Extracted records:
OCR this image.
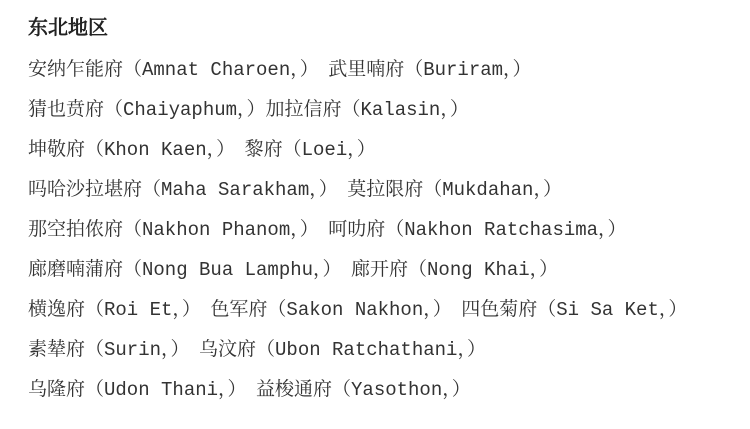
东北地区

安纳乍能府（Amnat Charoen，）　武里喃府（Buriram，）

猜也贲府（Chaiyaphum，）加拉信府（Kalasin，）

坤敬府（Khon Kaen，）　黎府（Loei，）

吗哈沙拉堪府（Maha Sarakham，）　莫拉限府（Mukdahan，）

那空拍侬府（Nakhon Phanom，）　呵叻府（Nakhon Ratchasima，）

廊磨喃蒲府（Nong Bua Lamphu，）　廊开府（Nong Khai，）

横逸府（Roi Et，）　色军府（Sakon Nakhon，）　四色菊府（Si Sa Ket，）

素辇府（Surin，）　乌汶府（Ubon Ratchathani，）

乌隆府（Udon Thani，）　益梭通府（Yasothon，）
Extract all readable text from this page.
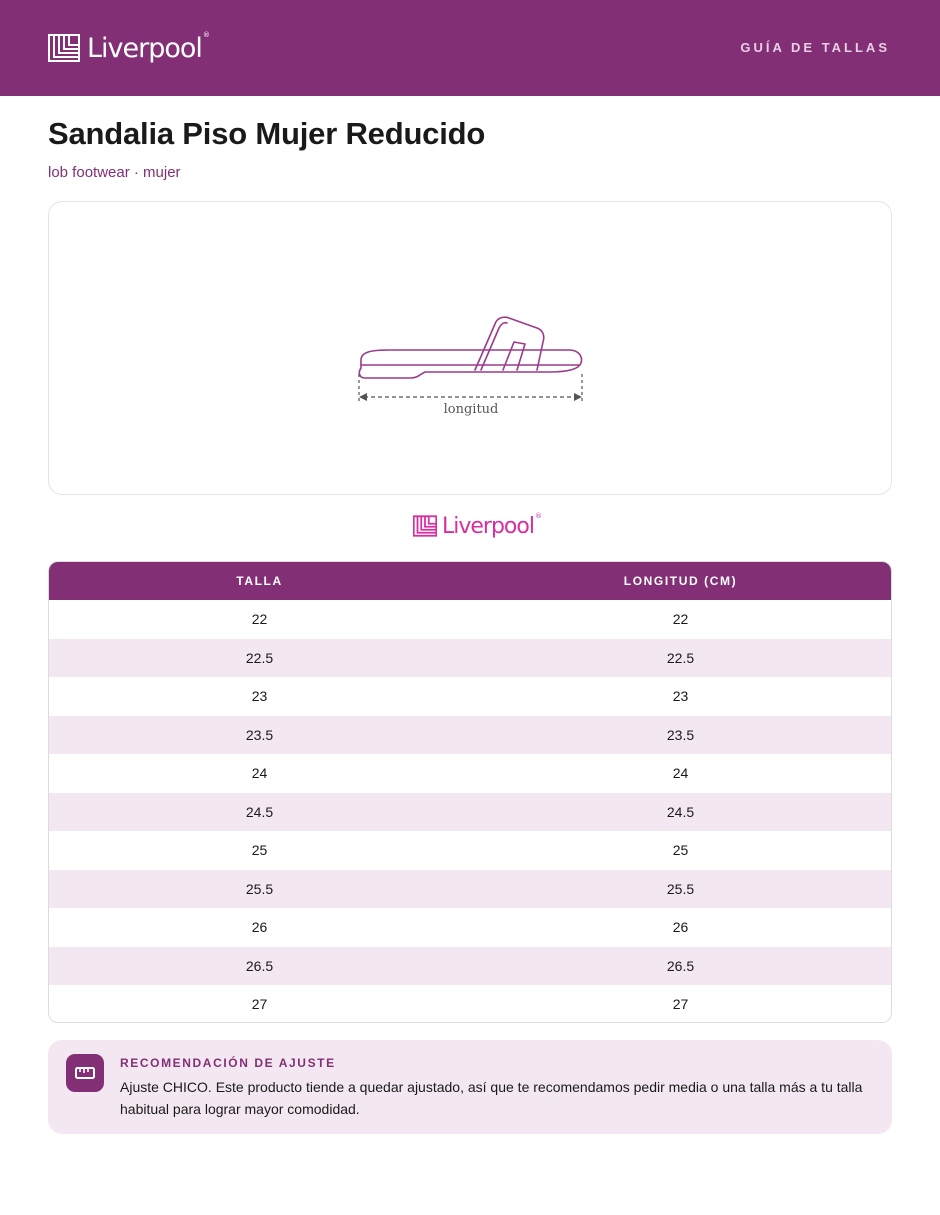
Liverpool®
GUÍA DE TALLAS
Sandalia Piso Mujer Reducido
lob footwear · mujer
longitud
Liverpool®
TALLA	LONGITUD (CM)
22	22
22.5	22.5
23	23
23.5	23.5
24	24
24.5	24.5
25	25
25.5	25.5
26	26
26.5	26.5
27	27
RECOMENDACIÓN DE AJUSTE
Ajuste CHICO. Este producto tiende a quedar ajustado, así que te recomendamos pedir media o una talla más a tu talla habitual para lograr mayor comodidad.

Exercise requirements: Extract all lines containing the word "this".

Correct answer:
OCR this image.
Extract all readable text from this page.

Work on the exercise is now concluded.